■ Exercise
In your copy, reproduce the entries exactly as they are, minus the images.

— begin —

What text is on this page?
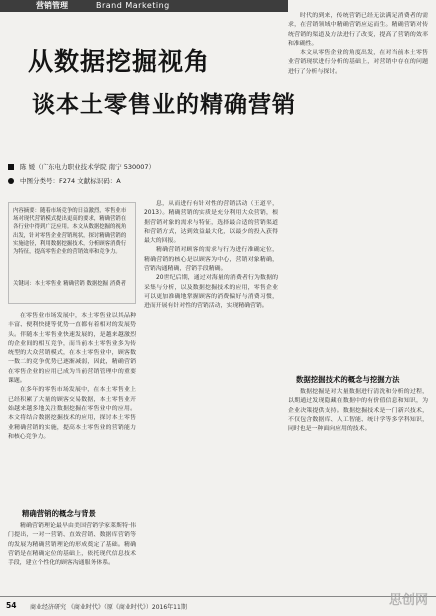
营销管理	Brand Marketing
从数据挖掘视角
谈本土零售业的精确营销
陈 媛（广东电力职业技术学院 南宁 530007）
中图分类号：F274 文献标识码：A
内容摘要：随着市场竞争的日益激烈，零售业市场对现代营销模式提出更高的要求，精确营销在各行业中得到广泛应用。本文从数据挖掘的视角出发，针对零售企业营销现状，探讨精确营销的实施途径，利用数据挖掘技术，分析顾客消费行为特征，提高零售企业的营销效率和竞争力。
关键词：本土零售业 精确营销 数据挖掘 消费者

在零售业市场发展中，本土零售业以其品种丰富、便利快捷等优势一直都有着相对的发展势头。伴随本土零售业快速发展的，是越来越激烈的企业间的相互竞争，而当前本土零售业多为传统型的大众营销模式，在本土零售业中，顾客数一数二的竞争优势已逐渐减弱，因此，精确营销在零售企业的应用已成为当前营销管理中的重要课题。

在多年的零售市场发展中，在本土零售业上已经积累了大量的顾客交易数据，本土零售业开始越来越多地关注数据挖掘在零售业中的应用。本文将结合数据挖掘技术的应用，探讨本土零售业精确营销的实施，提高本土零售业的营销能力和核心竞争力。

精确营销的概念与背景

精确营销理论最早由美国营销学家莱斯特·伟门提出，一对一营销、直效营销、数据库营销等的发展为精确营销理论的形成奠定了基础。精确营销是在精确定位的基础上，依托现代信息技术手段，建立个性化的顾客沟通服务体系。

息，从而进行有针对性的营销活动（王道平，2013）。精确营销的实质是充分利用大众营销，根据营销对象的需求与特征，选择最合适的营销渠道和营销方式，达到效益最大化，以最少的投入获得最大的回报。

精确营销对顾客的需求与行为进行准确定位，精确营销的核心是以顾客为中心，营销对象精确，营销沟通精确，营销手段精确。

20世纪后期，通过对海量的消费者行为数据的采集与分析，以及数据挖掘技术的应用，零售企业可以更加准确地掌握顾客的消费偏好与消费习惯，进而开展有针对性的营销活动，实现精确营销。

时代的到来，传统营销已经无法满足消费者的需求，在营销领域中精确营销应运而生。精确营销对传统营销的渠道及方法进行了改变，提高了营销的效率和准确性。

本文从零售企业的角度出发，在对当前本土零售业营销现状进行分析的基础上，对营销中存在的问题进行了分析与探讨。

数据挖掘技术的概念与挖掘方法

数据挖掘是对大量数据进行清洗和分析的过程，以期通过发现隐藏在数据中的有价值信息和知识，为企业决策提供支持。数据挖掘技术是一门新兴技术，不仅包含数据库、人工智能、统计学等多学科知识，同时也是一种面向应用的技术。

54 商业经济研究 《商业时代》（原《商业时代》）2016年11期	思创网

— end —

■ Finished task
What text is on this page?
营销管理	Brand Marketing
从数据挖掘视角
谈本土零售业的精确营销
陈 媛（广东电力职业技术学院 南宁 530007）
中图分类号：F274 文献标识码：A
内容摘要：随着市场竞争的日益激烈，零售业市场对现代营销模式提出更高的要求，精确营销在各行业中得到广泛应用。本文从数据挖掘的视角出发，针对零售企业营销现状，探讨精确营销的实施途径，利用数据挖掘技术，分析顾客消费行为特征，提高零售企业的营销效率和竞争力。
关键词：本土零售业 精确营销 数据挖掘 消费者

在零售业市场发展中，本土零售业以其品种丰富、便利快捷等优势一直都有着相对的发展势头。伴随本土零售业快速发展的，是越来越激烈的企业间的相互竞争，而当前本土零售业多为传统型的大众营销模式，在本土零售业中，顾客数一数二的竞争优势已逐渐减弱，因此，精确营销在零售企业的应用已成为当前营销管理中的重要课题。

在多年的零售市场发展中，在本土零售业上已经积累了大量的顾客交易数据，本土零售业开始越来越多地关注数据挖掘在零售业中的应用。本文将结合数据挖掘技术的应用，探讨本土零售业精确营销的实施，提高本土零售业的营销能力和核心竞争力。

精确营销的概念与背景

精确营销理论最早由美国营销学家莱斯特·伟门提出，一对一营销、直效营销、数据库营销等的发展为精确营销理论的形成奠定了基础。精确营销是在精确定位的基础上，依托现代信息技术手段，建立个性化的顾客沟通服务体系。

息，从而进行有针对性的营销活动（王道平，2013）。精确营销的实质是充分利用大众营销，根据营销对象的需求与特征，选择最合适的营销渠道和营销方式，达到效益最大化，以最少的投入获得最大的回报。

精确营销对顾客的需求与行为进行准确定位，精确营销的核心是以顾客为中心，营销对象精确，营销沟通精确，营销手段精确。

20世纪后期，通过对海量的消费者行为数据的采集与分析，以及数据挖掘技术的应用，零售企业可以更加准确地掌握顾客的消费偏好与消费习惯，进而开展有针对性的营销活动，实现精确营销。

时代的到来，传统营销已经无法满足消费者的需求，在营销领域中精确营销应运而生。精确营销对传统营销的渠道及方法进行了改变，提高了营销的效率和准确性。

本文从零售企业的角度出发，在对当前本土零售业营销现状进行分析的基础上，对营销中存在的问题进行了分析与探讨。

数据挖掘技术的概念与挖掘方法

数据挖掘是对大量数据进行清洗和分析的过程，以期通过发现隐藏在数据中的有价值信息和知识，为企业决策提供支持。数据挖掘技术是一门新兴技术，不仅包含数据库、人工智能、统计学等多学科知识，同时也是一种面向应用的技术。

54 商业经济研究 《商业时代》（原《商业时代》）2016年11期	思创网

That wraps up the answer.